══ Available records ══

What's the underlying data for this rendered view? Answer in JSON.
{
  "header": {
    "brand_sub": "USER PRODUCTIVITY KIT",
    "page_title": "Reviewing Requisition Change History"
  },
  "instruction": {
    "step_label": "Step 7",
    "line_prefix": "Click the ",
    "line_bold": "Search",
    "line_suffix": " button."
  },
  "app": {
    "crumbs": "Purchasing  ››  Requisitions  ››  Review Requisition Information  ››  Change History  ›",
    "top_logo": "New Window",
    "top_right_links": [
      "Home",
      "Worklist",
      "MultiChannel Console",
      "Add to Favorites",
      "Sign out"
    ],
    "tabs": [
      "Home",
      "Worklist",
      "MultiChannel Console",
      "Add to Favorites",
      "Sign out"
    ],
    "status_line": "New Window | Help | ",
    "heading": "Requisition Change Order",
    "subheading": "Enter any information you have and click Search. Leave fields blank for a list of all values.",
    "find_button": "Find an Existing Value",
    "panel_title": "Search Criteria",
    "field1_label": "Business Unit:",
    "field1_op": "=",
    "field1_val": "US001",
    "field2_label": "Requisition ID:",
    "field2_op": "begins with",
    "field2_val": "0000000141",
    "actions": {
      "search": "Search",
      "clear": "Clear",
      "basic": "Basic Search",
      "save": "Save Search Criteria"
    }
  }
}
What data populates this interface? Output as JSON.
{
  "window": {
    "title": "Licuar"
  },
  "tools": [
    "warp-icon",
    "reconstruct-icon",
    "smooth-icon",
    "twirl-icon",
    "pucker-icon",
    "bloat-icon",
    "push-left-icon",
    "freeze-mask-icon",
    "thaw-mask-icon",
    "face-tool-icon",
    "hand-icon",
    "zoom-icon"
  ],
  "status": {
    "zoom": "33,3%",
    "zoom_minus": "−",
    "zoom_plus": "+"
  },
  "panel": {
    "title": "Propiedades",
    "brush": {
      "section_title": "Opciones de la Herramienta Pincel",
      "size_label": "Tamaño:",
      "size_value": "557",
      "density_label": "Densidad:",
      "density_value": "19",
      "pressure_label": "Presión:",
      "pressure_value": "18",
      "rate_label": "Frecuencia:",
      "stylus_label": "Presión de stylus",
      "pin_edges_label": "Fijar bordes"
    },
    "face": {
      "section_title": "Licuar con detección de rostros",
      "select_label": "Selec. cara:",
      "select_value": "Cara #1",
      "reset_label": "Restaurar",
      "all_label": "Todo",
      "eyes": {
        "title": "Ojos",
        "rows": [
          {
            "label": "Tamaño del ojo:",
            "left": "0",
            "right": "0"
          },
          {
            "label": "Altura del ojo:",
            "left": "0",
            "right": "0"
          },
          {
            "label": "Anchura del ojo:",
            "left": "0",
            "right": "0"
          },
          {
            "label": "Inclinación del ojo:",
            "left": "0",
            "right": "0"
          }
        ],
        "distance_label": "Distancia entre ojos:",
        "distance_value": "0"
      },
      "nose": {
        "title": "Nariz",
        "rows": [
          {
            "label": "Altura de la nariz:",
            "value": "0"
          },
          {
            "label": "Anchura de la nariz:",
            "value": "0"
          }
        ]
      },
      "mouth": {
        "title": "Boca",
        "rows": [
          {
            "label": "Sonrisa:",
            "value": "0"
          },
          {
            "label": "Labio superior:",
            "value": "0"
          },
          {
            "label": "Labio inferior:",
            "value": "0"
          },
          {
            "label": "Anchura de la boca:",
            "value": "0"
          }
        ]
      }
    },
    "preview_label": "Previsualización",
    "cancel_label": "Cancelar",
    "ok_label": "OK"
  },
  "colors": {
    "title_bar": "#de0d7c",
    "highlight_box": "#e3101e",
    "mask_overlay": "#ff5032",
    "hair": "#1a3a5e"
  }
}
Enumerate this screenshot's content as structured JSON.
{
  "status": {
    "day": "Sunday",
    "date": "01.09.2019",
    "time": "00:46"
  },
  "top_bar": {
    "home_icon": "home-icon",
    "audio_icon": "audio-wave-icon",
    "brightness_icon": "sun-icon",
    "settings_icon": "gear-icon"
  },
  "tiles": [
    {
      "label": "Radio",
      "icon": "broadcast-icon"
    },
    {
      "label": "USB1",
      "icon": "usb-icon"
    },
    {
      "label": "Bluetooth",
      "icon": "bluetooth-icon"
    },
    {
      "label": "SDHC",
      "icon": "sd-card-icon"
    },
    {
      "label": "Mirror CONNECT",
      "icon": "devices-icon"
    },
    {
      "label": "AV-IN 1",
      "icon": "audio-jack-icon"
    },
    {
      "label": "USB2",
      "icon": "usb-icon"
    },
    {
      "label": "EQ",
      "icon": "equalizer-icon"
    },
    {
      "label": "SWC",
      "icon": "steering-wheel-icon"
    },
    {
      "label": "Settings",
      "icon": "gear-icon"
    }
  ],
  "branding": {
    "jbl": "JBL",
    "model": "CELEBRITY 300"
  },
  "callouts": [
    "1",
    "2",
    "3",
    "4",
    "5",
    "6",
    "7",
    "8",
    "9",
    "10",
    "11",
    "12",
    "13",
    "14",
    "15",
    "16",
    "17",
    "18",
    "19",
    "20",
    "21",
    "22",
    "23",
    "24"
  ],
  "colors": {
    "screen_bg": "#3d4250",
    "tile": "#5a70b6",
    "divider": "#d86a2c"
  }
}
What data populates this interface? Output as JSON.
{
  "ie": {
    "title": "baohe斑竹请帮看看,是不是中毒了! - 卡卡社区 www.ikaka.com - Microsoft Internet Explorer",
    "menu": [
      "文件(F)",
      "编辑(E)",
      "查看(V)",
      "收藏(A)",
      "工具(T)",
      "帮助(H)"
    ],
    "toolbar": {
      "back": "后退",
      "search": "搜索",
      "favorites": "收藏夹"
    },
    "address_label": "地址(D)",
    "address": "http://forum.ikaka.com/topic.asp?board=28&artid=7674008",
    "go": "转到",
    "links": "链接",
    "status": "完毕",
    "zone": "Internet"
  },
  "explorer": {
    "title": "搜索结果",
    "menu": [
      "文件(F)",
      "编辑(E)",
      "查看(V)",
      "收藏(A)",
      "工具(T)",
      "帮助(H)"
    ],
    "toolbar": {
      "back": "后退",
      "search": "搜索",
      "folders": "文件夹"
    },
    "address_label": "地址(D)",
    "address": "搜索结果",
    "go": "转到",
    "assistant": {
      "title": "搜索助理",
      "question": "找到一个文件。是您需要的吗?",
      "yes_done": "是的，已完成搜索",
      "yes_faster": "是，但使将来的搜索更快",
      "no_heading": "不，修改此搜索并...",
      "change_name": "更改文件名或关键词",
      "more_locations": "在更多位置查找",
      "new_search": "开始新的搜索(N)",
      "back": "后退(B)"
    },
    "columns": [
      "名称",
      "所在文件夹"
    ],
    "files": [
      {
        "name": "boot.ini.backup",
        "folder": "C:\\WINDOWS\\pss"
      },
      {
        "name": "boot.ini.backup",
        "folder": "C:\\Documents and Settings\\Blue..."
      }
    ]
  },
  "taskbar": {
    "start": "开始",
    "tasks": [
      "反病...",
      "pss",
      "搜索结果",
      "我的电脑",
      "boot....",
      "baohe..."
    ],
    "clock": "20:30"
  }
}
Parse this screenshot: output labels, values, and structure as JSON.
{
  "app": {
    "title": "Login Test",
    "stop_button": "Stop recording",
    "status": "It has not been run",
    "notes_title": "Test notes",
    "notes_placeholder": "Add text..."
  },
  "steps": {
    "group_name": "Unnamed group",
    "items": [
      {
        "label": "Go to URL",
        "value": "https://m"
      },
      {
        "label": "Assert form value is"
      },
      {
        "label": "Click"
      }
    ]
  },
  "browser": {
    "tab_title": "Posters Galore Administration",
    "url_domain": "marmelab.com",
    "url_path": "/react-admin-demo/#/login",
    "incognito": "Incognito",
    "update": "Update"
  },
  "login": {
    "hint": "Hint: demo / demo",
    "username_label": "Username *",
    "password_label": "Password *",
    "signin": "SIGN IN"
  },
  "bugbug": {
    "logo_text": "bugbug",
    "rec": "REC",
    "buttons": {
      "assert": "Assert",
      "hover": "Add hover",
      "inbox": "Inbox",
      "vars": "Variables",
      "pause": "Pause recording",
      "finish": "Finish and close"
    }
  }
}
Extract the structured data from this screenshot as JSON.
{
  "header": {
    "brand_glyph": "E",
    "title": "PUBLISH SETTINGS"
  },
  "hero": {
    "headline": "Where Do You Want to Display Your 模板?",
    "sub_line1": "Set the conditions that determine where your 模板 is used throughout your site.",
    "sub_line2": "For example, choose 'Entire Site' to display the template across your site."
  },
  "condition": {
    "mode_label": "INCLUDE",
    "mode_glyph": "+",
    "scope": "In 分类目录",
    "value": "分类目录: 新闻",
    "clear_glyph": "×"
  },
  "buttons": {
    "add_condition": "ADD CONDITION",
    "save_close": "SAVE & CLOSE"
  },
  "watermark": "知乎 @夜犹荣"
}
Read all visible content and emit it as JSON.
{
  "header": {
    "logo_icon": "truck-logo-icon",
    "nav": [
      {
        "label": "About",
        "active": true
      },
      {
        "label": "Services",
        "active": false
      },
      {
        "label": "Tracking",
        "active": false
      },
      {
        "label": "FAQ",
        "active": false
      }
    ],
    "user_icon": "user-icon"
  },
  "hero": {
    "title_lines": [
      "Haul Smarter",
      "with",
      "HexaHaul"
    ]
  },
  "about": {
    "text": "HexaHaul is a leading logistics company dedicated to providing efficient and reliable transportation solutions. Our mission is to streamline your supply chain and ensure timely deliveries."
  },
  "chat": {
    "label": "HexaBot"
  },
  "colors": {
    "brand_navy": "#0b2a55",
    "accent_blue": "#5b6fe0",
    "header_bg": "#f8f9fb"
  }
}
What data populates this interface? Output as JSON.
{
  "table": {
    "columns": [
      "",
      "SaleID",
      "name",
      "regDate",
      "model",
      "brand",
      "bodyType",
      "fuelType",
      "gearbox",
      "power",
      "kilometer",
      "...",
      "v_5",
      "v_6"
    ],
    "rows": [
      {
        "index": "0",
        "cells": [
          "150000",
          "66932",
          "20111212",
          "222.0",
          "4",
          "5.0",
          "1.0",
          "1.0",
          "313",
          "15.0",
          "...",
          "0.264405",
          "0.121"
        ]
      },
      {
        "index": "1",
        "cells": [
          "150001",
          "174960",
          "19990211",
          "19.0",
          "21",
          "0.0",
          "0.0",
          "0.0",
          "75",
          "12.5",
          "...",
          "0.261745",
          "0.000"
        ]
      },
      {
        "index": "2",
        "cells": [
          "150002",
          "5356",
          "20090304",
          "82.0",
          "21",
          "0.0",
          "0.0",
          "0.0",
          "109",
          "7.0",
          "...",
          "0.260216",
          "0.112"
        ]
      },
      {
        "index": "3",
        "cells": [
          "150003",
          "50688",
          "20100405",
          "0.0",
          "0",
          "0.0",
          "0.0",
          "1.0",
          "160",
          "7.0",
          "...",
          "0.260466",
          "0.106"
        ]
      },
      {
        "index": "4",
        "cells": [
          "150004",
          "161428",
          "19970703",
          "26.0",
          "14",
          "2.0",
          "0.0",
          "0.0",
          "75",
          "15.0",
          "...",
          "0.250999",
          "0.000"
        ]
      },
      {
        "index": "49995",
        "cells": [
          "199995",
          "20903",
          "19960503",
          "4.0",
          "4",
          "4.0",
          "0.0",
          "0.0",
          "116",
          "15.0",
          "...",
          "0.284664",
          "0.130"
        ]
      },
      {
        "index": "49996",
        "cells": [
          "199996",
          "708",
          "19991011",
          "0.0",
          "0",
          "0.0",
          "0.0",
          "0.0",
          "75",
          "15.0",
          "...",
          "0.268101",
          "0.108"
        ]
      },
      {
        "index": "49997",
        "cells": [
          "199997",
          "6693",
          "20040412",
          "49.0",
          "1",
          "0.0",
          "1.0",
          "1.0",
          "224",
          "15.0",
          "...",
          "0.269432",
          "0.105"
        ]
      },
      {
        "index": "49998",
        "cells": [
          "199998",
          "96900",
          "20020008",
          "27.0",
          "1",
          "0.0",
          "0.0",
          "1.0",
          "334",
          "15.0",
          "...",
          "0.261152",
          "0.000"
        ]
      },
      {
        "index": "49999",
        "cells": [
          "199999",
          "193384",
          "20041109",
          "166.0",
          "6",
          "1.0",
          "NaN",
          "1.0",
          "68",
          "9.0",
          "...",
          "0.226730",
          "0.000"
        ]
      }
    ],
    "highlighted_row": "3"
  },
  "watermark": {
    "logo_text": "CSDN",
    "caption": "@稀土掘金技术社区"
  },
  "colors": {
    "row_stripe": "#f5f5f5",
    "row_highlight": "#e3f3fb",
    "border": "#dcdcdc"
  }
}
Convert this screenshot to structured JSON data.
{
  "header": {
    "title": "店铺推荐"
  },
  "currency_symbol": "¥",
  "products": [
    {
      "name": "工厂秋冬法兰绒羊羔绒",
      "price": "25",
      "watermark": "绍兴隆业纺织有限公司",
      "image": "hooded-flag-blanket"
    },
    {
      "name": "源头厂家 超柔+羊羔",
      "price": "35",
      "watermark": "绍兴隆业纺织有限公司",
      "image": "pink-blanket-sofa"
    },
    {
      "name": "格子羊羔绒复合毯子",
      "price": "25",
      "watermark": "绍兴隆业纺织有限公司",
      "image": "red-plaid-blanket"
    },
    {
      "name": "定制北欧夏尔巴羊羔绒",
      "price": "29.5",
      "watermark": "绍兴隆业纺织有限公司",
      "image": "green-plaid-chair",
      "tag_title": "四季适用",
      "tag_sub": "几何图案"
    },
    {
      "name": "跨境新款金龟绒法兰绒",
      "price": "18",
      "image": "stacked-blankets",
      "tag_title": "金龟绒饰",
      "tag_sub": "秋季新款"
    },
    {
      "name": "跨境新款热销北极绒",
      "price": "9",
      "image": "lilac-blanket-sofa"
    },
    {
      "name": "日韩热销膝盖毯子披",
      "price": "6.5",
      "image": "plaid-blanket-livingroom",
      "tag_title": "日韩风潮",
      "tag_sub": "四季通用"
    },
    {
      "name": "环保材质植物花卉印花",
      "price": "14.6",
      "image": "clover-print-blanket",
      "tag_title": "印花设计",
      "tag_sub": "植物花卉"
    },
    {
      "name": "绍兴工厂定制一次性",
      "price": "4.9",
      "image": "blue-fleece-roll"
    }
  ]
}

═══

=== Exercise ===
State how many lines of the records above contain the word "index", and give only that number.

=== Written solution ===
10